**Short exercise:** Copy the lines holding the word "JSON", all of them.

Figure contents as structured data
* * * * * * *
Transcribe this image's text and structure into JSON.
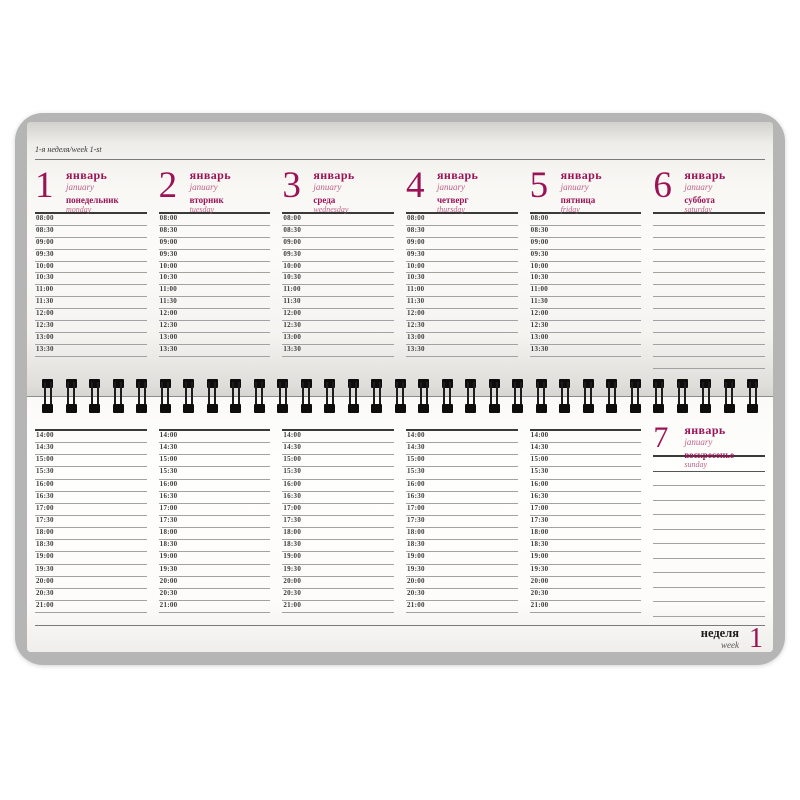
{
  "week_header": "1-я неделя/week 1-st",
  "footer": {
    "week_ru": "неделя",
    "week_en": "week",
    "week_number": "1"
  },
  "colors": {
    "accent": "#9c1355",
    "accent_light": "#c06389",
    "rule": "#a2a2a2",
    "dark_rule": "#3a3a3a",
    "frame": "#b5b5b5"
  },
  "days": [
    {
      "num": "1",
      "month_ru": "январь",
      "month_en": "january",
      "dow_ru": "понедельник",
      "dow_en": "monday"
    },
    {
      "num": "2",
      "month_ru": "январь",
      "month_en": "january",
      "dow_ru": "вторник",
      "dow_en": "tuesday"
    },
    {
      "num": "3",
      "month_ru": "январь",
      "month_en": "january",
      "dow_ru": "среда",
      "dow_en": "wednesday"
    },
    {
      "num": "4",
      "month_ru": "январь",
      "month_en": "january",
      "dow_ru": "четверг",
      "dow_en": "thursday"
    },
    {
      "num": "5",
      "month_ru": "январь",
      "month_en": "january",
      "dow_ru": "пятница",
      "dow_en": "friday"
    },
    {
      "num": "6",
      "month_ru": "январь",
      "month_en": "january",
      "dow_ru": "суббота",
      "dow_en": "saturday"
    },
    {
      "num": "7",
      "month_ru": "январь",
      "month_en": "january",
      "dow_ru": "воскресенье",
      "dow_en": "sunday"
    }
  ],
  "schedule": {
    "morning_times": [
      "08:00",
      "08:30",
      "09:00",
      "09:30",
      "10:00",
      "10:30",
      "11:00",
      "11:30",
      "12:00",
      "12:30",
      "13:00",
      "13:30"
    ],
    "afternoon_times": [
      "14:00",
      "14:30",
      "15:00",
      "15:30",
      "16:00",
      "16:30",
      "17:00",
      "17:30",
      "18:00",
      "18:30",
      "19:00",
      "19:30",
      "20:00",
      "20:30",
      "21:00"
    ]
  }
}
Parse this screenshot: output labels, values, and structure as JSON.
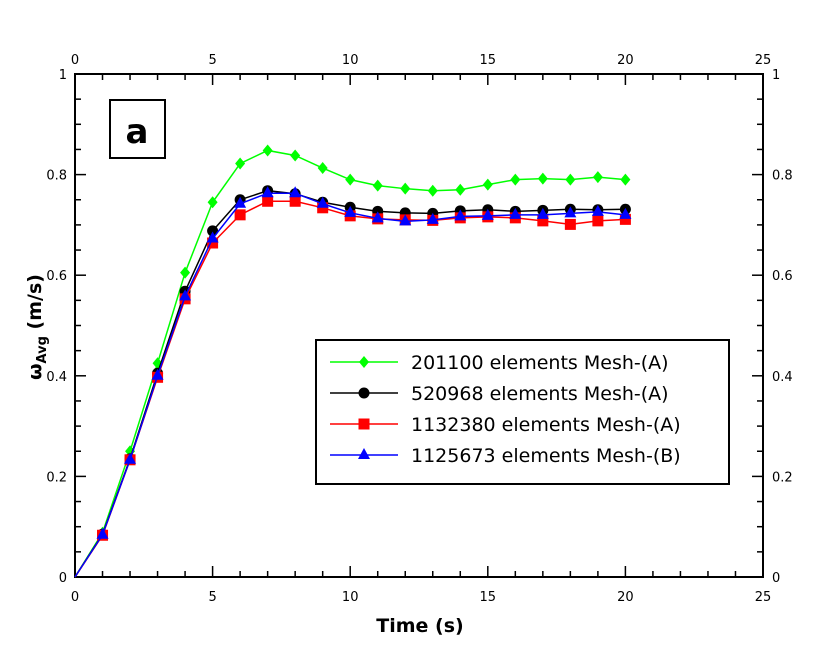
* * * * * * *
**Exercise response:**
Transcribe this image's text and structure into JSON.
Parse this screenshot: output labels, values, and structure as JSON.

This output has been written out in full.